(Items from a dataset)
— begin —
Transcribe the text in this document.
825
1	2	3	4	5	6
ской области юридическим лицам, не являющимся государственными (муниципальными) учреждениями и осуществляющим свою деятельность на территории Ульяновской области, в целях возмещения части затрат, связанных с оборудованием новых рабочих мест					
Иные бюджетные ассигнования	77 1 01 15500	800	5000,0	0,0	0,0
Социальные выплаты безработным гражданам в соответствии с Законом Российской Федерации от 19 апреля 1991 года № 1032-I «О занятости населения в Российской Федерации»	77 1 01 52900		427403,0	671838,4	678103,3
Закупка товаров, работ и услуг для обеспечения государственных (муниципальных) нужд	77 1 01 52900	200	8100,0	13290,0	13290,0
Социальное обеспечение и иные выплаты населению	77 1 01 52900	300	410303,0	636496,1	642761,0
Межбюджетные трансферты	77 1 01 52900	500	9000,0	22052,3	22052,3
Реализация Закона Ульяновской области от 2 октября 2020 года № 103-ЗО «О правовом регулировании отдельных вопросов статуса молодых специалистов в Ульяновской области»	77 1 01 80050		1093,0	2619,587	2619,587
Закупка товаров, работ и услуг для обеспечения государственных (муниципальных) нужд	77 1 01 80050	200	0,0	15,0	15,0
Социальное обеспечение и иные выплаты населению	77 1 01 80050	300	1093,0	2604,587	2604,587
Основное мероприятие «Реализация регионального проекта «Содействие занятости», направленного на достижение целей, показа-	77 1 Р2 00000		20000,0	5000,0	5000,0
— end —
What the exercise asks:
Exactly reproduce every line of the data above.

The output:
Transcribe the text in this document.
825
1	2	3	4	5	6
ской области юридическим лицам, не являющимся государственными (муниципальными) учреждениями и осуществляющим свою деятельность на территории Ульяновской области, в целях возмещения части затрат, связанных с оборудованием новых рабочих мест					
Иные бюджетные ассигнования	77 1 01 15500	800	5000,0	0,0	0,0
Социальные выплаты безработным гражданам в соответствии с Законом Российской Федерации от 19 апреля 1991 года № 1032-I «О занятости населения в Российской Федерации»	77 1 01 52900		427403,0	671838,4	678103,3
Закупка товаров, работ и услуг для обеспечения государственных (муниципальных) нужд	77 1 01 52900	200	8100,0	13290,0	13290,0
Социальное обеспечение и иные выплаты населению	77 1 01 52900	300	410303,0	636496,1	642761,0
Межбюджетные трансферты	77 1 01 52900	500	9000,0	22052,3	22052,3
Реализация Закона Ульяновской области от 2 октября 2020 года № 103-ЗО «О правовом регулировании отдельных вопросов статуса молодых специалистов в Ульяновской области»	77 1 01 80050		1093,0	2619,587	2619,587
Закупка товаров, работ и услуг для обеспечения государственных (муниципальных) нужд	77 1 01 80050	200	0,0	15,0	15,0
Социальное обеспечение и иные выплаты населению	77 1 01 80050	300	1093,0	2604,587	2604,587
Основное мероприятие «Реализация регионального проекта «Содействие занятости», направленного на достижение целей, показа-	77 1 Р2 00000		20000,0	5000,0	5000,0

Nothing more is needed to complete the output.